#### What to produce
Your task is to reproduce the material exactly.

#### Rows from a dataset
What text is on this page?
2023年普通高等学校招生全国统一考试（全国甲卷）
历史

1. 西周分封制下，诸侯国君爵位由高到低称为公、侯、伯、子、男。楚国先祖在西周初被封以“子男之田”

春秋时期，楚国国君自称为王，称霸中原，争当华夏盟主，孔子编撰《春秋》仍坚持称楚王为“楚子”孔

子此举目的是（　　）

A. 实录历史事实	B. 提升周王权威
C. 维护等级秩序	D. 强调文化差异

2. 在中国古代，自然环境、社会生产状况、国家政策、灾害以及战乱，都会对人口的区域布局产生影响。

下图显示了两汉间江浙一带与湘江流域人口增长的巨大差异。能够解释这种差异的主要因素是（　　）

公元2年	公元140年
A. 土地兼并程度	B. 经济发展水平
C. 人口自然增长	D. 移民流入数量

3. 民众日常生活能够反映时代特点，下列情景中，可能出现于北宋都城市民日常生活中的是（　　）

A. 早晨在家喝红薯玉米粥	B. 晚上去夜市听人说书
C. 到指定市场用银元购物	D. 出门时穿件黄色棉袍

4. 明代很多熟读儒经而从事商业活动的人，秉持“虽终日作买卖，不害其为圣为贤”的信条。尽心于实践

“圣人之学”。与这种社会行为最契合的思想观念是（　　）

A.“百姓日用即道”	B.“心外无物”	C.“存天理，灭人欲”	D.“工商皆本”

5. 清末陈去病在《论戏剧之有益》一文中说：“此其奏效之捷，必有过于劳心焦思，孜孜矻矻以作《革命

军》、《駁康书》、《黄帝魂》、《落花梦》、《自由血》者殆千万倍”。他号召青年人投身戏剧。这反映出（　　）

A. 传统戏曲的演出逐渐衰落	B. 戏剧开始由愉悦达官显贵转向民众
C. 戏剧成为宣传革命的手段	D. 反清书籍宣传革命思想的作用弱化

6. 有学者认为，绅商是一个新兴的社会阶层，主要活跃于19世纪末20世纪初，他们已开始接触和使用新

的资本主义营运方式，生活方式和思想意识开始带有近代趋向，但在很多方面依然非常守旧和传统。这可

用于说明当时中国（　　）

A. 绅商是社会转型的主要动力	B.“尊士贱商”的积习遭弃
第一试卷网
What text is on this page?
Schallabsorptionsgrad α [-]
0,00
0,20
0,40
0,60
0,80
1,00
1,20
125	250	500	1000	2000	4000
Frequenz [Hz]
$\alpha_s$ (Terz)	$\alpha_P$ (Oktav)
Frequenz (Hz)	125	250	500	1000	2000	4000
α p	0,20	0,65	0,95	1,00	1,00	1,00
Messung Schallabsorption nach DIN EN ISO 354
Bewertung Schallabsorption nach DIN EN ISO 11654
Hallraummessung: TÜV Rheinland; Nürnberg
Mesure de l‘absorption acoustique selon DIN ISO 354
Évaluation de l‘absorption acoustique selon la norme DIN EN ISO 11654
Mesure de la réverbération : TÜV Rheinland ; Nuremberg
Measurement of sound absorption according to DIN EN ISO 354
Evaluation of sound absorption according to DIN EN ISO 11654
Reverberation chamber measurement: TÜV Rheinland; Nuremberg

#### Answer in full
What text is on this page?
2023年普通高等学校招生全国统一考试（全国甲卷）
历史

1. 西周分封制下，诸侯国君爵位由高到低称为公、侯、伯、子、男。楚国先祖在西周初被封以“子男之田”

春秋时期，楚国国君自称为王，称霸中原，争当华夏盟主，孔子编撰《春秋》仍坚持称楚王为“楚子”孔

子此举目的是（　　）

A. 实录历史事实	B. 提升周王权威
C. 维护等级秩序	D. 强调文化差异

2. 在中国古代，自然环境、社会生产状况、国家政策、灾害以及战乱，都会对人口的区域布局产生影响。

下图显示了两汉间江浙一带与湘江流域人口增长的巨大差异。能够解释这种差异的主要因素是（　　）

公元2年	公元140年
A. 土地兼并程度	B. 经济发展水平
C. 人口自然增长	D. 移民流入数量

3. 民众日常生活能够反映时代特点，下列情景中，可能出现于北宋都城市民日常生活中的是（　　）

A. 早晨在家喝红薯玉米粥	B. 晚上去夜市听人说书
C. 到指定市场用银元购物	D. 出门时穿件黄色棉袍

4. 明代很多熟读儒经而从事商业活动的人，秉持“虽终日作买卖，不害其为圣为贤”的信条。尽心于实践

“圣人之学”。与这种社会行为最契合的思想观念是（　　）

A.“百姓日用即道”	B.“心外无物”	C.“存天理，灭人欲”	D.“工商皆本”

5. 清末陈去病在《论戏剧之有益》一文中说：“此其奏效之捷，必有过于劳心焦思，孜孜矻矻以作《革命

军》、《駁康书》、《黄帝魂》、《落花梦》、《自由血》者殆千万倍”。他号召青年人投身戏剧。这反映出（　　）

A. 传统戏曲的演出逐渐衰落	B. 戏剧开始由愉悦达官显贵转向民众
C. 戏剧成为宣传革命的手段	D. 反清书籍宣传革命思想的作用弱化

6. 有学者认为，绅商是一个新兴的社会阶层，主要活跃于19世纪末20世纪初，他们已开始接触和使用新

的资本主义营运方式，生活方式和思想意识开始带有近代趋向，但在很多方面依然非常守旧和传统。这可

用于说明当时中国（　　）

A. 绅商是社会转型的主要动力	B.“尊士贱商”的积习遭弃
第一试卷网
What text is on this page?
Schallabsorptionsgrad α [-]
0,00
0,20
0,40
0,60
0,80
1,00
1,20
125	250	500	1000	2000	4000
Frequenz [Hz]
$\alpha_s$ (Terz)	$\alpha_P$ (Oktav)
Frequenz (Hz)	125	250	500	1000	2000	4000
α p	0,20	0,65	0,95	1,00	1,00	1,00
Messung Schallabsorption nach DIN EN ISO 354
Bewertung Schallabsorption nach DIN EN ISO 11654
Hallraummessung: TÜV Rheinland; Nürnberg
Mesure de l‘absorption acoustique selon DIN ISO 354
Évaluation de l‘absorption acoustique selon la norme DIN EN ISO 11654
Mesure de la réverbération : TÜV Rheinland ; Nuremberg
Measurement of sound absorption according to DIN EN ISO 354
Evaluation of sound absorption according to DIN EN ISO 11654
Reverberation chamber measurement: TÜV Rheinland; Nuremberg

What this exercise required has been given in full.